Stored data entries
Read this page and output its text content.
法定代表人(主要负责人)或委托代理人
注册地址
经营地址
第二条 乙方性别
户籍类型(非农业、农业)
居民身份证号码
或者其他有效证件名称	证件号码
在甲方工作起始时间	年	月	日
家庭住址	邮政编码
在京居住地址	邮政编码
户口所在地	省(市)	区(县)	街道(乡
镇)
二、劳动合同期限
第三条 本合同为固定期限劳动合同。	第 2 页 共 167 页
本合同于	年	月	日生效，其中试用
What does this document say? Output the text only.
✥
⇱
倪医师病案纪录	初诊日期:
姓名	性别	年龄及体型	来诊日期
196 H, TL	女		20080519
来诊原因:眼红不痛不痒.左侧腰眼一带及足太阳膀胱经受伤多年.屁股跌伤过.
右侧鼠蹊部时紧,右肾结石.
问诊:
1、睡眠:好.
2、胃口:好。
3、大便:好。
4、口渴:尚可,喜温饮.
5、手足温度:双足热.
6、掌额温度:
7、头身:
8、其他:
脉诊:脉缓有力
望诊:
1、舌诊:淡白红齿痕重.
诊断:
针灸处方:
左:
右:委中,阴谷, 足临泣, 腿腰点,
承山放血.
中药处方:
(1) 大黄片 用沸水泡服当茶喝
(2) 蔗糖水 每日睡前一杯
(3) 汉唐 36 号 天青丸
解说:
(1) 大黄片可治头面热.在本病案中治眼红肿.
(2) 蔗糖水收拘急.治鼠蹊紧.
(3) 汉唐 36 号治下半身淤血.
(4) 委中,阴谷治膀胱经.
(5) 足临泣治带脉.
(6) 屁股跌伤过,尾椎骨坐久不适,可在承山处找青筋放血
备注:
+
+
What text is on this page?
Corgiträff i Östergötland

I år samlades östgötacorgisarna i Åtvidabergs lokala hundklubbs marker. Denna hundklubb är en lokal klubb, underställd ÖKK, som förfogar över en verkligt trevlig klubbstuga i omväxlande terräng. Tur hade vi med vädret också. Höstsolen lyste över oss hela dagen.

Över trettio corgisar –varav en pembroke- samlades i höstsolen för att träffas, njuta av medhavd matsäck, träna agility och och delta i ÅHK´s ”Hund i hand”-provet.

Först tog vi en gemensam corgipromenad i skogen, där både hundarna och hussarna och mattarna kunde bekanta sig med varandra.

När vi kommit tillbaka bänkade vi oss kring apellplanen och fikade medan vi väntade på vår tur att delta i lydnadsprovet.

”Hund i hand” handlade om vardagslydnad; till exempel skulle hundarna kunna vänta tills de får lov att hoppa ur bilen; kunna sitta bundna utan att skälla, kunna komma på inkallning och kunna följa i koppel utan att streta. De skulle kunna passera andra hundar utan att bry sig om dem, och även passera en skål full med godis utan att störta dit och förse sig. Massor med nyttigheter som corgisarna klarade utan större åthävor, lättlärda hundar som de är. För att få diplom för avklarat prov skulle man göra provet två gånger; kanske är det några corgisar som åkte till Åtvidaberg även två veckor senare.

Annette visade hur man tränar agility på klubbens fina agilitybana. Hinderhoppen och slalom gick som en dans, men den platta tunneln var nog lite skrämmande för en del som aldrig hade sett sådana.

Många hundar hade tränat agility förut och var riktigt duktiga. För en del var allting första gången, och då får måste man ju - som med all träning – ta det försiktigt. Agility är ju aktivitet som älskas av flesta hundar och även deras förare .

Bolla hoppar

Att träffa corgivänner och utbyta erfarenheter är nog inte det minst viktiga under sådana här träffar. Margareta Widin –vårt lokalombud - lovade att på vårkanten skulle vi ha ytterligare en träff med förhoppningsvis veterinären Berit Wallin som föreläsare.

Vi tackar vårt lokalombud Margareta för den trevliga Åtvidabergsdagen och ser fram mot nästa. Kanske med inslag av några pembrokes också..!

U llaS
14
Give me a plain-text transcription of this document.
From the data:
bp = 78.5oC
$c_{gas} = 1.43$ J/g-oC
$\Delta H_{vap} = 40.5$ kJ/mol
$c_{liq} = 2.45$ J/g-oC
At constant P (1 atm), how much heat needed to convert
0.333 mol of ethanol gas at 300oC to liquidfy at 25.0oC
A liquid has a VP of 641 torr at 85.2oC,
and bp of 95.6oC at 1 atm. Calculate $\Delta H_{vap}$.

:: EXERCISE REQUIREMENTS ::
Show the lines of the data that hold the word "hade".

:: OUTPUT OF THE TASK ::
I år samlades östgötacorgisarna i Åtvidabergs lokala hundklubbs marker. Denna hundklubb är en lokal klubb, underställd ÖKK, som förfogar över en verkligt trevlig klubbstuga i omväxlande terräng. Tur hade vi med vädret också. Höstsolen lyste över oss hela dagen.
Annette visade hur man tränar agility på klubbens fina agilitybana. Hinderhoppen och slalom gick som en dans, men den platta tunneln var nog lite skrämmande för en del som aldrig hade sett sådana.
Många hundar hade tränat agility förut och var riktigt duktiga. För en del var allting första gången, och då får måste man ju - som med all träning – ta det försiktigt. Agility är ju aktivitet som älskas av flesta hundar och även deras förare .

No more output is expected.